[Vision2020] NPR: Scientists Capture Elusive Giant Palouse Earthworm
Kenneth Marcy
kmmos1 at verizon.net
Tue Apr 27 18:37:50 PDT 2010
On Tuesday 27 April 2010 17:37:31 Wayne Price wrote:
> This could be a good news-bad news story.
I think it is mostly a good news story, illustrating that diversity
among earthworm species extends itself even to our latitude and
longitude.
> We have confirmed that the worm is a giant palouse earthworm and
> they exist, the bad news is that these were the last two.
Since earthworms, generally, have been in the soil for six hundred
million years, and are suggested by some scientists as being the most
important species in the history of Earth's biology, it really would
be huge news if these were the last two. Even if we restrict
ourselves to considering the last two of this particular giant
Palouse species, I think it unlikely that all of these worms are so
silly as to allow themselves so close to the surface as to be
discovered by various predators, including H. sapiens.

### Exercise instructions
Continue the mailing-list reply about the giant Palouse earthworm, starting after its last sentence.

### Data supplied

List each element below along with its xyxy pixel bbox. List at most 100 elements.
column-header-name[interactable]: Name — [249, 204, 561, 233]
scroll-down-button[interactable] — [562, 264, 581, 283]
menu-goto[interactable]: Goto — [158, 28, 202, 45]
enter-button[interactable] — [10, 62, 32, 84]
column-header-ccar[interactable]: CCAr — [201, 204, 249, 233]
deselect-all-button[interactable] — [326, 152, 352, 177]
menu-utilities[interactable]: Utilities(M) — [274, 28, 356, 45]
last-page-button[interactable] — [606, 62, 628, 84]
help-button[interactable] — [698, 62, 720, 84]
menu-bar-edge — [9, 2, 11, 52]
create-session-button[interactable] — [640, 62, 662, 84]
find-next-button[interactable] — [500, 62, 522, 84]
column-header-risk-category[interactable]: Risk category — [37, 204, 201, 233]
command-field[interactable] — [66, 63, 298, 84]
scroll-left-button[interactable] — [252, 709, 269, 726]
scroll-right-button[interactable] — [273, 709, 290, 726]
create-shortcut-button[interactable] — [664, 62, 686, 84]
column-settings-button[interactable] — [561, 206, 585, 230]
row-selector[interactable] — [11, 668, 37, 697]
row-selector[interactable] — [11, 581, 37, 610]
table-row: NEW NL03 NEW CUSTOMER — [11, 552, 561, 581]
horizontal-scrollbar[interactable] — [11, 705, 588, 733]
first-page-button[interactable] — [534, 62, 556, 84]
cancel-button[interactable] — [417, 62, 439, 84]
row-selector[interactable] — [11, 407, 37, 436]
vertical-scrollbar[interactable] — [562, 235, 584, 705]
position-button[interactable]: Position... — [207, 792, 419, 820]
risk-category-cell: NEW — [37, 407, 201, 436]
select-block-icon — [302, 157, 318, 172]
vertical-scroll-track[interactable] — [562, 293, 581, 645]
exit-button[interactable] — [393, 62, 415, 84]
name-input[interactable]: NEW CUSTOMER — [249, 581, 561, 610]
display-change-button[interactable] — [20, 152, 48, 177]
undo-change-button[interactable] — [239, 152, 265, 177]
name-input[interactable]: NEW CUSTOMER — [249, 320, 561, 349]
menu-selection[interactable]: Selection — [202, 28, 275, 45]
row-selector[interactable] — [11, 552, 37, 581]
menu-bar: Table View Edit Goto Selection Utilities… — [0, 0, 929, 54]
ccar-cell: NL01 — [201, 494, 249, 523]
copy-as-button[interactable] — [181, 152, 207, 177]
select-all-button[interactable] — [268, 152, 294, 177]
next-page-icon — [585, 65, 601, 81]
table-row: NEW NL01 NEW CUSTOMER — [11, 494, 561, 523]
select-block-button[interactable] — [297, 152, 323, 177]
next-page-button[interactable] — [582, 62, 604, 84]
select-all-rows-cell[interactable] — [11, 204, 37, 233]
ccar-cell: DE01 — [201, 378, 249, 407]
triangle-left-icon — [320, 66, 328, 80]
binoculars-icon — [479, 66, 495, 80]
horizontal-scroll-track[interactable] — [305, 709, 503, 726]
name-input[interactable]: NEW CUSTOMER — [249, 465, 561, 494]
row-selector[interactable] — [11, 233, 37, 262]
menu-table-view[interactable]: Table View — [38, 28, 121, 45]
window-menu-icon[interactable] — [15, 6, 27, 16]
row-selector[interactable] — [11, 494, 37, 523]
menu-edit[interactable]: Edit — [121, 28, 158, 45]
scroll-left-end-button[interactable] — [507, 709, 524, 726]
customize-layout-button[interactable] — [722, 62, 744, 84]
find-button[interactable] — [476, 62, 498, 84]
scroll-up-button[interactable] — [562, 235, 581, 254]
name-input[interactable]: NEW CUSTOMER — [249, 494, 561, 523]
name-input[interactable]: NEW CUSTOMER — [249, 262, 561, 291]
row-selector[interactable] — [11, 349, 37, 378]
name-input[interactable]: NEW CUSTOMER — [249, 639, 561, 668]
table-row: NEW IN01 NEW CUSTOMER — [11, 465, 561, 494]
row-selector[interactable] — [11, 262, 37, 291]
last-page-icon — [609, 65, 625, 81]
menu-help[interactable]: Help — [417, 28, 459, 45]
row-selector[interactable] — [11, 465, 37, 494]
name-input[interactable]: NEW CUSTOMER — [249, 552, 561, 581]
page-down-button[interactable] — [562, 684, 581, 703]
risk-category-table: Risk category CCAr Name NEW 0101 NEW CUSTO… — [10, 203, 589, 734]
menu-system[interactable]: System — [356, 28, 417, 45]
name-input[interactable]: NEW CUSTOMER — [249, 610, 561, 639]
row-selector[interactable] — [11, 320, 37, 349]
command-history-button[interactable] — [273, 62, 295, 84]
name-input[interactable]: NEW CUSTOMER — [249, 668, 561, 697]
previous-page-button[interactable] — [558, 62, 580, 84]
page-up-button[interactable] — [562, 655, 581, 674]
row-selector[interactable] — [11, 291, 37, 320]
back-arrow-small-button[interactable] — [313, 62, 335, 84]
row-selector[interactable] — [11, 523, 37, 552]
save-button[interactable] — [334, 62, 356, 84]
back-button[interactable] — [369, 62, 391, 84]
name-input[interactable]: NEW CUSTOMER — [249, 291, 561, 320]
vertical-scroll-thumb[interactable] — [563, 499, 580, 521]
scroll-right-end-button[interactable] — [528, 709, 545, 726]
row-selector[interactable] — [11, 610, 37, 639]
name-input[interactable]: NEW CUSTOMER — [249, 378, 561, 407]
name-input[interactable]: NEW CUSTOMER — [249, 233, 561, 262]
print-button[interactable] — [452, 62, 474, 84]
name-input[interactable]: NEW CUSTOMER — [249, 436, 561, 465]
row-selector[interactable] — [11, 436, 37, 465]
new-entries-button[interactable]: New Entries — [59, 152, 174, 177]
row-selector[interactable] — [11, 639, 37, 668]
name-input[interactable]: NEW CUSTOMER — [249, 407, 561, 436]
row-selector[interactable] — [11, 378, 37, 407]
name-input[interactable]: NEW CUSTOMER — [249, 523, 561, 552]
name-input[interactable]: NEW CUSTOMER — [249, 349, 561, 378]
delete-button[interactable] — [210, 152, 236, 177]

### Answer box
In the possible, but unlikely, scenario that humans waste their time
trying to track down and eradicate this specific species of worms to
protect property rights, or some other such non-ecological reason, it
might turn into a bad-news story. However, Hog Heaven farmers have
been plowing and seeding and harvesting above these worms for the
better part of a century without ill effects to either species. Only
in the last handful of years has some curiosity has been raised, and,
unless most individuals of the earthworm species turn out to be
wildly exceptional in some way, the likely result is that they will
be ignored.
In some science fiction or fantasy world, say a planet-Earth-based
generation of Dune-Arrakis, for example, the worms might be in some
danger. If some Vandal scientist figured out how to genetically
modify them to grow 100 times larger, and then to encourage them to
produce some fantastic new fertilizer or spice or drug that could be
sold for riches even more addictive than ... well, you get the idea.
The worms are probably in danger only if they are discovered to be
worth more money than the crops that are presently grown above them.
Frank Herbert, RIP. We're going to re-read, not re-write, your work.